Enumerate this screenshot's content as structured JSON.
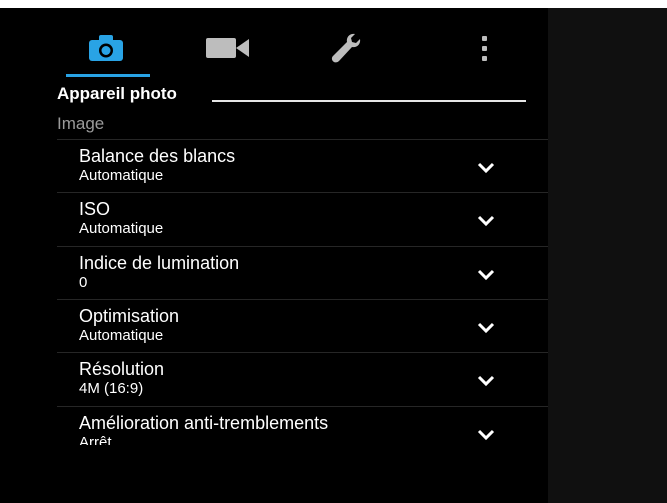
{
  "tabs": [
    {
      "icon": "camera-icon",
      "selected": true
    },
    {
      "icon": "video-camera-icon",
      "selected": false
    },
    {
      "icon": "wrench-icon",
      "selected": false
    },
    {
      "icon": "more-vertical-icon",
      "selected": false
    }
  ],
  "colors": {
    "accent": "#29a3e5",
    "background": "#000000",
    "text": "#ffffff",
    "muted": "#9a9a9a"
  },
  "page_title": "Appareil photo",
  "section_header": "Image",
  "settings": [
    {
      "title": "Balance des blancs",
      "value": "Automatique",
      "icon": "chevron-down-icon"
    },
    {
      "title": "ISO",
      "value": "Automatique",
      "icon": "chevron-down-icon"
    },
    {
      "title": "Indice de lumination",
      "value": "0",
      "icon": "chevron-down-icon"
    },
    {
      "title": "Optimisation",
      "value": "Automatique",
      "icon": "chevron-down-icon"
    },
    {
      "title": "Résolution",
      "value": "4M (16:9)",
      "icon": "chevron-down-icon"
    },
    {
      "title": "Amélioration anti-tremblements",
      "value": "Arrêt",
      "icon": "chevron-down-icon"
    }
  ]
}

● ● ● ●

• _Objective_
In your copy of the listing above, reproduce each line exactly and omit all pictures.

• _Result of this exercise_
Enumerate this screenshot's content as structured JSON.
{
  "tabs": [
    {
      "icon": "camera-icon",
      "selected": true
    },
    {
      "icon": "video-camera-icon",
      "selected": false
    },
    {
      "icon": "wrench-icon",
      "selected": false
    },
    {
      "icon": "more-vertical-icon",
      "selected": false
    }
  ],
  "colors": {
    "accent": "#29a3e5",
    "background": "#000000",
    "text": "#ffffff",
    "muted": "#9a9a9a"
  },
  "page_title": "Appareil photo",
  "section_header": "Image",
  "settings": [
    {
      "title": "Balance des blancs",
      "value": "Automatique",
      "icon": "chevron-down-icon"
    },
    {
      "title": "ISO",
      "value": "Automatique",
      "icon": "chevron-down-icon"
    },
    {
      "title": "Indice de lumination",
      "value": "0",
      "icon": "chevron-down-icon"
    },
    {
      "title": "Optimisation",
      "value": "Automatique",
      "icon": "chevron-down-icon"
    },
    {
      "title": "Résolution",
      "value": "4M (16:9)",
      "icon": "chevron-down-icon"
    },
    {
      "title": "Amélioration anti-tremblements",
      "value": "Arrêt",
      "icon": "chevron-down-icon"
    }
  ]
}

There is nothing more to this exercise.